Input rows:
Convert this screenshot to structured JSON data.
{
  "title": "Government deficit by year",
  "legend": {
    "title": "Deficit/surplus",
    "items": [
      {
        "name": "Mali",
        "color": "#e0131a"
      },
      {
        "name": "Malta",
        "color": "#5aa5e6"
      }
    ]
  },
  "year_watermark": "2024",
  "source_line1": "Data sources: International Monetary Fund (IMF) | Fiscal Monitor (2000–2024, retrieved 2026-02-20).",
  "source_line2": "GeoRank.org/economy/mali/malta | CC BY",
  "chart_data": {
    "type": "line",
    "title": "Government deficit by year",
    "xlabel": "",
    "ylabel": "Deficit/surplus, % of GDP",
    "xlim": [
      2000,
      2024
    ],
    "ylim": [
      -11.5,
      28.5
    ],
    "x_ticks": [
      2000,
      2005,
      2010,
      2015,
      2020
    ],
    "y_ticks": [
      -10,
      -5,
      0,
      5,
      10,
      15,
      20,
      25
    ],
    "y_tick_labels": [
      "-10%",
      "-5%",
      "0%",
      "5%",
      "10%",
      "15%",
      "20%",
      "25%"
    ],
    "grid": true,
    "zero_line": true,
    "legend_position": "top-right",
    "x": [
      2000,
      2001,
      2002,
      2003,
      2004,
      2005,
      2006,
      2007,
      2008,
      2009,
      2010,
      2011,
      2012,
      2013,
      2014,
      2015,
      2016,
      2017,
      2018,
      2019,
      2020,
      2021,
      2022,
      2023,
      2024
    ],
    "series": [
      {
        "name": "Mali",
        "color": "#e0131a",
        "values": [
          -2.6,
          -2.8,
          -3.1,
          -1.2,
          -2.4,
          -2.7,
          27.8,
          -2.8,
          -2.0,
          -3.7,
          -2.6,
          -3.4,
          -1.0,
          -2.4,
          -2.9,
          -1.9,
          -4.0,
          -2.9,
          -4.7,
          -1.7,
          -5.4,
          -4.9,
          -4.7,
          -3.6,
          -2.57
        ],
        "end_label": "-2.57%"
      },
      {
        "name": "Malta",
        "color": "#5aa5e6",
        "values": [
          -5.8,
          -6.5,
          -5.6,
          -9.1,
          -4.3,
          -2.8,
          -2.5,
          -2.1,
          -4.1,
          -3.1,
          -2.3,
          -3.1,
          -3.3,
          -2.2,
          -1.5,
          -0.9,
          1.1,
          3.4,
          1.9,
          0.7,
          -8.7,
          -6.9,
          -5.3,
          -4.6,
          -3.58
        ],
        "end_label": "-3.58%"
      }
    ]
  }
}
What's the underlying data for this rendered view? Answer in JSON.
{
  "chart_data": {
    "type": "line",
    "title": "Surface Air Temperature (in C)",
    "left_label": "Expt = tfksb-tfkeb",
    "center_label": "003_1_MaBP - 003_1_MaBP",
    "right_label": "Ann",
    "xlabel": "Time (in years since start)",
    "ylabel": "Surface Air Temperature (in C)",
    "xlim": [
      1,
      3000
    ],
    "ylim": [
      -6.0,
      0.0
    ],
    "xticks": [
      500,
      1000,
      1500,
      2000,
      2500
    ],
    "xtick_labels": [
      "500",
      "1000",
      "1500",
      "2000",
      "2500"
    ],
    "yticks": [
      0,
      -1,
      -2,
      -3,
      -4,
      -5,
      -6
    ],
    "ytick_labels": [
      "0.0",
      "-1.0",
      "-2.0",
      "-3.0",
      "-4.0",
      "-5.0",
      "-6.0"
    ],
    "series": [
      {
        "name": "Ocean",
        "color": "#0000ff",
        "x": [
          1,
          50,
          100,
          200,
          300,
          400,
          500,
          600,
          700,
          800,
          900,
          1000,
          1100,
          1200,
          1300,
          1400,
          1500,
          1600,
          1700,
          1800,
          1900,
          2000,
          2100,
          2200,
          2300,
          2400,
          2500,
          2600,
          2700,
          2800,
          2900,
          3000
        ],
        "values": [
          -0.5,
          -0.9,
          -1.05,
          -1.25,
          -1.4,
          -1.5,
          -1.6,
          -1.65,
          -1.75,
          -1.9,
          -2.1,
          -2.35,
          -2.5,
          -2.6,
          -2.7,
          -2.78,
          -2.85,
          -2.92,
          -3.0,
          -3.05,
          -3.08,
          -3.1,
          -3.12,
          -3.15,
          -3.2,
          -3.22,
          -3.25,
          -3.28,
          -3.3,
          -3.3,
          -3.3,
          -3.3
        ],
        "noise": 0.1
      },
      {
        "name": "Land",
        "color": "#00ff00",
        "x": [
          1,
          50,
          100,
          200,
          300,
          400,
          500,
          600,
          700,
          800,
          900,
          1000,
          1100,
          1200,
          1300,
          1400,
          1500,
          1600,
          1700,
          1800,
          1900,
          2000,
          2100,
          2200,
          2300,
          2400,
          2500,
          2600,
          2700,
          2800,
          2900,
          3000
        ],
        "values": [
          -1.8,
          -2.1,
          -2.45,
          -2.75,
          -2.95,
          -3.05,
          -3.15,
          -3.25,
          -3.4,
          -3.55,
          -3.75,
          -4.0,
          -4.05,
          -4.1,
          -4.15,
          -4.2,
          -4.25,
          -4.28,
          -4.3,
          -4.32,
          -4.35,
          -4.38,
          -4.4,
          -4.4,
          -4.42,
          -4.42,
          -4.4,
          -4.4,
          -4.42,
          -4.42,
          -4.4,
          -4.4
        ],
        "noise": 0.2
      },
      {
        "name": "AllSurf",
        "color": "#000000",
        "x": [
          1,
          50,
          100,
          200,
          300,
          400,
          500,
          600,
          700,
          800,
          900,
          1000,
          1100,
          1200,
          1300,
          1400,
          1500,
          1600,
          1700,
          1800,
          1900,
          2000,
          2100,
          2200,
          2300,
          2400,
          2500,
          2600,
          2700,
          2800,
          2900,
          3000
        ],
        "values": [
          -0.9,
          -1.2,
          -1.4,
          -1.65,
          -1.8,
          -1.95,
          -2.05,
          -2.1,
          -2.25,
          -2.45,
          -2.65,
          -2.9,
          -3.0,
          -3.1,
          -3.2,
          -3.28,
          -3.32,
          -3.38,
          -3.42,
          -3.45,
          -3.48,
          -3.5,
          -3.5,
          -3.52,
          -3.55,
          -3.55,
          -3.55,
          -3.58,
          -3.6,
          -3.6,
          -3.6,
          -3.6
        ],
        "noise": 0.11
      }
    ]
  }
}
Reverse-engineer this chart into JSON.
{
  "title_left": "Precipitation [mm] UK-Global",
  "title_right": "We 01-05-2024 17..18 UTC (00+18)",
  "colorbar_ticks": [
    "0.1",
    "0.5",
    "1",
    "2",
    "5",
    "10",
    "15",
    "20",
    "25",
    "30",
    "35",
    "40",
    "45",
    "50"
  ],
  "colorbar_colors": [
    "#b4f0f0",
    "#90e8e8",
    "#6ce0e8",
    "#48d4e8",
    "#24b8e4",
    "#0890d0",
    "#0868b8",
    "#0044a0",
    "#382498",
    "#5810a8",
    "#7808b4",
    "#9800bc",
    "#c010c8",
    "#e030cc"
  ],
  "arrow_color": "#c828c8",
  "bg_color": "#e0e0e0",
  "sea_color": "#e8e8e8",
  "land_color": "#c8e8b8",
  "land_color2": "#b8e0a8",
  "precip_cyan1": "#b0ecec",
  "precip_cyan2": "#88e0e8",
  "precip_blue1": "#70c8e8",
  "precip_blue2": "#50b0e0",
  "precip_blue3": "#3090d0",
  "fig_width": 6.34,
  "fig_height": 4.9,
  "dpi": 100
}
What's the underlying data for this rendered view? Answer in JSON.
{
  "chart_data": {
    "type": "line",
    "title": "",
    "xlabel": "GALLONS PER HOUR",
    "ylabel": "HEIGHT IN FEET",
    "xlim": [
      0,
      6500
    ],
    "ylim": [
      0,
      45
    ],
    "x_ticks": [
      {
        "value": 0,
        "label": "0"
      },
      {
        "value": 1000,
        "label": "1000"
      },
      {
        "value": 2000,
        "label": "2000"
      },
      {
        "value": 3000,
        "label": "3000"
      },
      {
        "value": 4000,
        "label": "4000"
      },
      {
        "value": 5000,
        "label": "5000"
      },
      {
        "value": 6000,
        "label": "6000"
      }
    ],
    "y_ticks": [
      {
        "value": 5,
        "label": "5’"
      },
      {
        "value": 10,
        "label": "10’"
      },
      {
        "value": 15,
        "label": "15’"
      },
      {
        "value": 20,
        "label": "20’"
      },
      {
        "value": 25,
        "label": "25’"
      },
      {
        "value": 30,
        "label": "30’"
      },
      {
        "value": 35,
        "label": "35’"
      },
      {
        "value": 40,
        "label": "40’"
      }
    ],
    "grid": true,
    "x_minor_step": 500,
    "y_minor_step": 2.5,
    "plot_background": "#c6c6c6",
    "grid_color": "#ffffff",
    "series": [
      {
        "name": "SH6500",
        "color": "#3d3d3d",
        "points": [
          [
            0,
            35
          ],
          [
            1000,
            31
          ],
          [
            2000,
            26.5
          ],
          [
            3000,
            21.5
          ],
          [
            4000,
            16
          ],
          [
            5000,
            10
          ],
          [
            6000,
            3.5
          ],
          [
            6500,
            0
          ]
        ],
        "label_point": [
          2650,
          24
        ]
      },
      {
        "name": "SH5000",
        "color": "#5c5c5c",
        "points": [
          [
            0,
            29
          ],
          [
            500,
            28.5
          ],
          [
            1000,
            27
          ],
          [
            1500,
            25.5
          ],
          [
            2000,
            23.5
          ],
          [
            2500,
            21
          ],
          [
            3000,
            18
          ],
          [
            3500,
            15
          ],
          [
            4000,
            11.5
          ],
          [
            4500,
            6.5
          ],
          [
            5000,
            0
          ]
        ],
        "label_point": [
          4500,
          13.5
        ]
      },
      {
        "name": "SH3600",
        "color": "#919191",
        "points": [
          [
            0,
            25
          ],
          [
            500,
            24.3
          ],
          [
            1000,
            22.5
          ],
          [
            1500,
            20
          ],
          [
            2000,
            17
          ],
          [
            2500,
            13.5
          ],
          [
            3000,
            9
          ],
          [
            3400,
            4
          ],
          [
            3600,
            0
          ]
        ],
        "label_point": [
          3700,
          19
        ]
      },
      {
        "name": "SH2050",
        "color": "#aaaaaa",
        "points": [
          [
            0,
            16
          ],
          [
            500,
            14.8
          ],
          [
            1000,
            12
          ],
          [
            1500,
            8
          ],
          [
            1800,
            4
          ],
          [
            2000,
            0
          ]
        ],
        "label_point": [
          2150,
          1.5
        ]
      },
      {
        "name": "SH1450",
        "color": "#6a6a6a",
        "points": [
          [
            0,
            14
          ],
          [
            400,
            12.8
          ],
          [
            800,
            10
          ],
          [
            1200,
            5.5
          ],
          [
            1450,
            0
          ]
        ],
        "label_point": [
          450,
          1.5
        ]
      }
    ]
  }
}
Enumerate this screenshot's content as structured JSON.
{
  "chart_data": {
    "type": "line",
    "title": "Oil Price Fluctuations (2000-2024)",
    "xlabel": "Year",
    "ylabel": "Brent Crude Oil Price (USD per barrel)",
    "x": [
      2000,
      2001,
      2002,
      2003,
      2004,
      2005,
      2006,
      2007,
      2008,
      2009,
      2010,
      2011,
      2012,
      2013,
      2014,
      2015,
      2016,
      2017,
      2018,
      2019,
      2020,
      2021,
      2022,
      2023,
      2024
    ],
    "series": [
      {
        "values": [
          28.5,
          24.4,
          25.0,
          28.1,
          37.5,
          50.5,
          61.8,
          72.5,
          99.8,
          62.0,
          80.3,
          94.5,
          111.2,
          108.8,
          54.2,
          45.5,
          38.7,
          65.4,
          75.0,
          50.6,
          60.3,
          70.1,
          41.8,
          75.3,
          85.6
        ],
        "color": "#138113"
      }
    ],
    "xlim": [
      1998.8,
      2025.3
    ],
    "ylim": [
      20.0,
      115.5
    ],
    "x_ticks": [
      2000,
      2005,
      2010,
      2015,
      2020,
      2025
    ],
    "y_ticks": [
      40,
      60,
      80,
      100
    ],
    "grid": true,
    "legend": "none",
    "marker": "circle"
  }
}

What to do:
Of all the lines in the data above, state how many include "this". Say only the number.

Task response:
5